Written instruction -> Reproduce all the material exactly, minus any pictures it holds.

########

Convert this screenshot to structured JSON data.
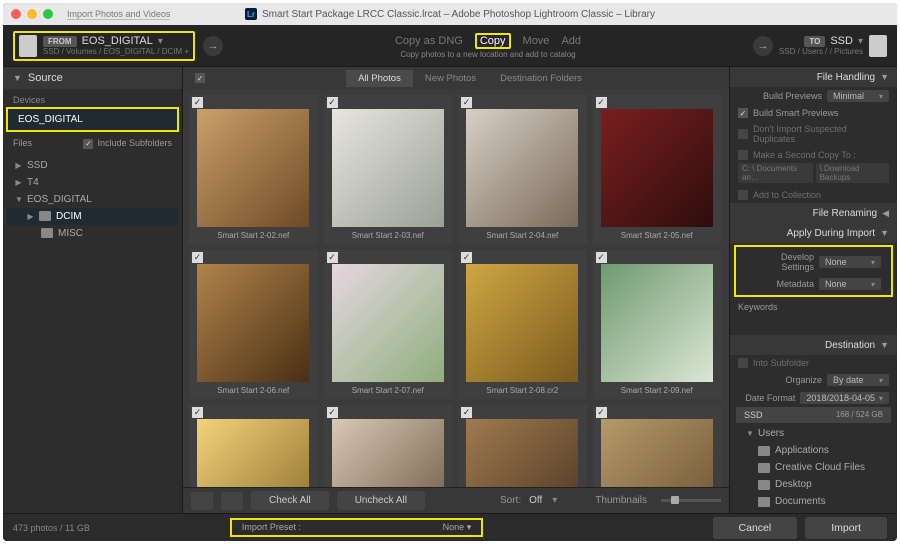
{
  "titlebar": {
    "doc_label": "Smart Start Package LRCC Classic.lrcat – Adobe Photoshop Lightroom Classic – Library",
    "tab_text": "Import Photos and Videos"
  },
  "topbar": {
    "from_label": "FROM",
    "from_device": "EOS_DIGITAL",
    "from_path": "SSD / Volumes / EOS_DIGITAL / DCIM +",
    "mode_copy_dng": "Copy as DNG",
    "mode_copy": "Copy",
    "mode_move": "Move",
    "mode_add": "Add",
    "mode_caption": "Copy photos to a new location and add to catalog",
    "to_label": "TO",
    "to_device": "SSD",
    "to_path": "SSD / Users /",
    "to_folder": "/ Pictures"
  },
  "source": {
    "header": "Source",
    "devices_label": "Devices",
    "device_name": "EOS_DIGITAL",
    "files_label": "Files",
    "include_subfolders": "Include Subfolders",
    "volumes": [
      "SSD",
      "T4",
      "EOS_DIGITAL"
    ],
    "eos_children": [
      "DCIM",
      "MISC"
    ]
  },
  "center": {
    "tabs": [
      "All Photos",
      "New Photos",
      "Destination Folders"
    ],
    "thumbs": [
      {
        "cap": "Smart Start 2-02.nef"
      },
      {
        "cap": "Smart Start 2-03.nef"
      },
      {
        "cap": "Smart Start 2-04.nef"
      },
      {
        "cap": "Smart Start 2-05.nef"
      },
      {
        "cap": "Smart Start 2-06.nef"
      },
      {
        "cap": "Smart Start 2-07.nef"
      },
      {
        "cap": "Smart Start 2-08.cr2"
      },
      {
        "cap": "Smart Start 2-09.nef"
      },
      {
        "cap": ""
      },
      {
        "cap": ""
      },
      {
        "cap": ""
      },
      {
        "cap": ""
      }
    ],
    "check_all": "Check All",
    "uncheck_all": "Uncheck All",
    "sort_label": "Sort:",
    "sort_value": "Off",
    "thumbs_label": "Thumbnails"
  },
  "right": {
    "file_handling": "File Handling",
    "build_previews": "Build Previews",
    "build_previews_val": "Minimal",
    "build_smart": "Build Smart Previews",
    "dont_import": "Don't Import Suspected Duplicates",
    "second_copy": "Make a Second Copy To :",
    "second_copy_paths": [
      "C: \\ Documents an…",
      "\\ Download Backups"
    ],
    "add_collection": "Add to Collection",
    "file_renaming": "File Renaming",
    "apply_import": "Apply During Import",
    "develop_settings": "Develop Settings",
    "develop_val": "None",
    "metadata": "Metadata",
    "metadata_val": "None",
    "keywords": "Keywords",
    "destination": "Destination",
    "into_subfolder": "Into Subfolder",
    "organize": "Organize",
    "organize_val": "By date",
    "date_format": "Date Format",
    "date_format_val": "2018/2018-04-05",
    "dest_drive": "SSD",
    "dest_cap": "168 / 524 GB",
    "dest_tree": [
      "Users",
      "Applications",
      "Creative Cloud Files",
      "Desktop",
      "Documents"
    ]
  },
  "bottom": {
    "summary": "473 photos / 11 GB",
    "preset_label": "Import Preset :",
    "preset_value": "None",
    "cancel": "Cancel",
    "import": "Import"
  }
}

########

Final answer ->
Convert this screenshot to structured JSON data.
{
  "titlebar": {
    "doc_label": "Smart Start Package LRCC Classic.lrcat – Adobe Photoshop Lightroom Classic – Library",
    "tab_text": "Import Photos and Videos"
  },
  "topbar": {
    "from_label": "FROM",
    "from_device": "EOS_DIGITAL",
    "from_path": "SSD / Volumes / EOS_DIGITAL / DCIM +",
    "mode_copy_dng": "Copy as DNG",
    "mode_copy": "Copy",
    "mode_move": "Move",
    "mode_add": "Add",
    "mode_caption": "Copy photos to a new location and add to catalog",
    "to_label": "TO",
    "to_device": "SSD",
    "to_path": "SSD / Users /",
    "to_folder": "/ Pictures"
  },
  "source": {
    "header": "Source",
    "devices_label": "Devices",
    "device_name": "EOS_DIGITAL",
    "files_label": "Files",
    "include_subfolders": "Include Subfolders",
    "volumes": [
      "SSD",
      "T4",
      "EOS_DIGITAL"
    ],
    "eos_children": [
      "DCIM",
      "MISC"
    ]
  },
  "center": {
    "tabs": [
      "All Photos",
      "New Photos",
      "Destination Folders"
    ],
    "thumbs": [
      {
        "cap": "Smart Start 2-02.nef"
      },
      {
        "cap": "Smart Start 2-03.nef"
      },
      {
        "cap": "Smart Start 2-04.nef"
      },
      {
        "cap": "Smart Start 2-05.nef"
      },
      {
        "cap": "Smart Start 2-06.nef"
      },
      {
        "cap": "Smart Start 2-07.nef"
      },
      {
        "cap": "Smart Start 2-08.cr2"
      },
      {
        "cap": "Smart Start 2-09.nef"
      },
      {
        "cap": ""
      },
      {
        "cap": ""
      },
      {
        "cap": ""
      },
      {
        "cap": ""
      }
    ],
    "check_all": "Check All",
    "uncheck_all": "Uncheck All",
    "sort_label": "Sort:",
    "sort_value": "Off",
    "thumbs_label": "Thumbnails"
  },
  "right": {
    "file_handling": "File Handling",
    "build_previews": "Build Previews",
    "build_previews_val": "Minimal",
    "build_smart": "Build Smart Previews",
    "dont_import": "Don't Import Suspected Duplicates",
    "second_copy": "Make a Second Copy To :",
    "second_copy_paths": [
      "C: \\ Documents an…",
      "\\ Download Backups"
    ],
    "add_collection": "Add to Collection",
    "file_renaming": "File Renaming",
    "apply_import": "Apply During Import",
    "develop_settings": "Develop Settings",
    "develop_val": "None",
    "metadata": "Metadata",
    "metadata_val": "None",
    "keywords": "Keywords",
    "destination": "Destination",
    "into_subfolder": "Into Subfolder",
    "organize": "Organize",
    "organize_val": "By date",
    "date_format": "Date Format",
    "date_format_val": "2018/2018-04-05",
    "dest_drive": "SSD",
    "dest_cap": "168 / 524 GB",
    "dest_tree": [
      "Users",
      "Applications",
      "Creative Cloud Files",
      "Desktop",
      "Documents"
    ]
  },
  "bottom": {
    "summary": "473 photos / 11 GB",
    "preset_label": "Import Preset :",
    "preset_value": "None",
    "cancel": "Cancel",
    "import": "Import"
  }
}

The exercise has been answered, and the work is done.